Objective: Lift out all lines below that contain "新高考不作要求".

────────────────────────────────────────

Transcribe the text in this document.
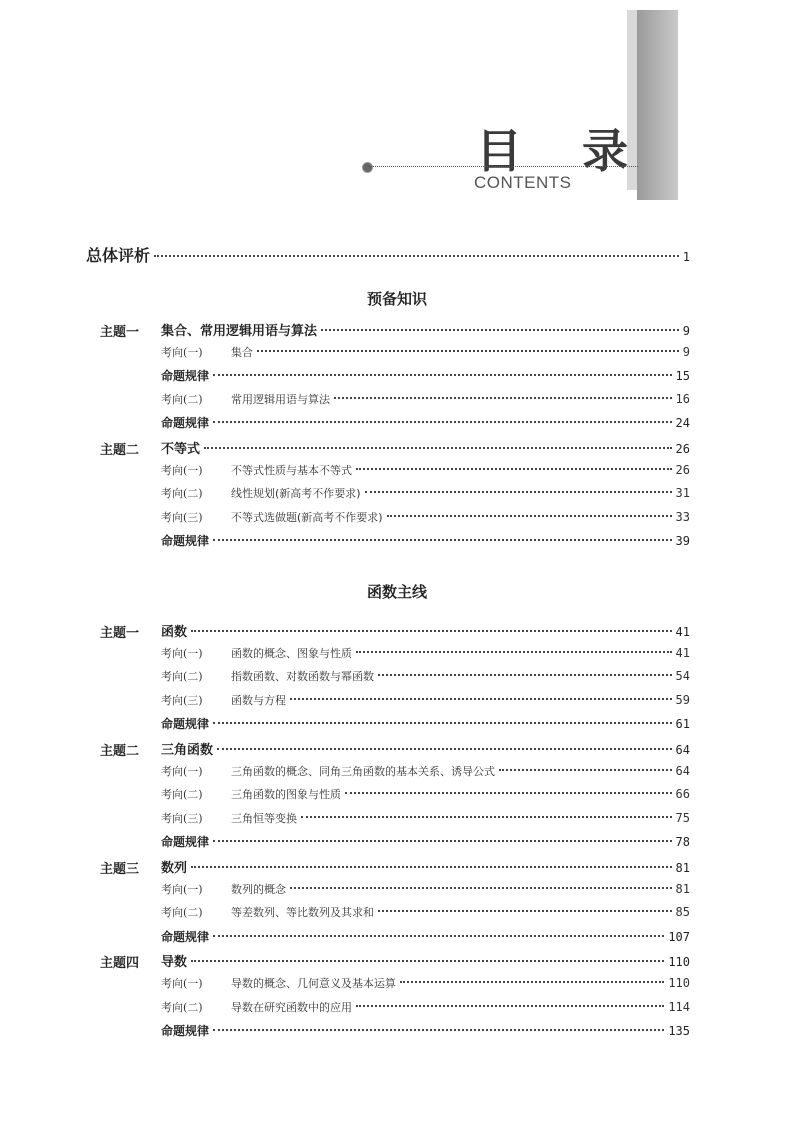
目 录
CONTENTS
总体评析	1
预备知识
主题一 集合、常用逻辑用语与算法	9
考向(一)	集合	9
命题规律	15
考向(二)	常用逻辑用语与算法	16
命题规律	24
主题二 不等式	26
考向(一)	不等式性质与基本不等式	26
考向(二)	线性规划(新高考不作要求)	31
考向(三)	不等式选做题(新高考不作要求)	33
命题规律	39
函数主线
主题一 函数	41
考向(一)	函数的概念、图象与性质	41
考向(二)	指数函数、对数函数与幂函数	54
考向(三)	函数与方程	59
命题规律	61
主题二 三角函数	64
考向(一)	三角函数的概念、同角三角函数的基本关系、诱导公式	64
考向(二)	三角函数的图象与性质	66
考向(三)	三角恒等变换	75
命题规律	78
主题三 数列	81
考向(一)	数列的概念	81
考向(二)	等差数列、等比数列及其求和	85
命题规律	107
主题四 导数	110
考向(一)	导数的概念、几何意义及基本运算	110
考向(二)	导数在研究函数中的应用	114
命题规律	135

────────────────────────────────────────

Exercise response:
考向(二)	线性规划(新高考不作要求)	31
考向(三)	不等式选做题(新高考不作要求)	33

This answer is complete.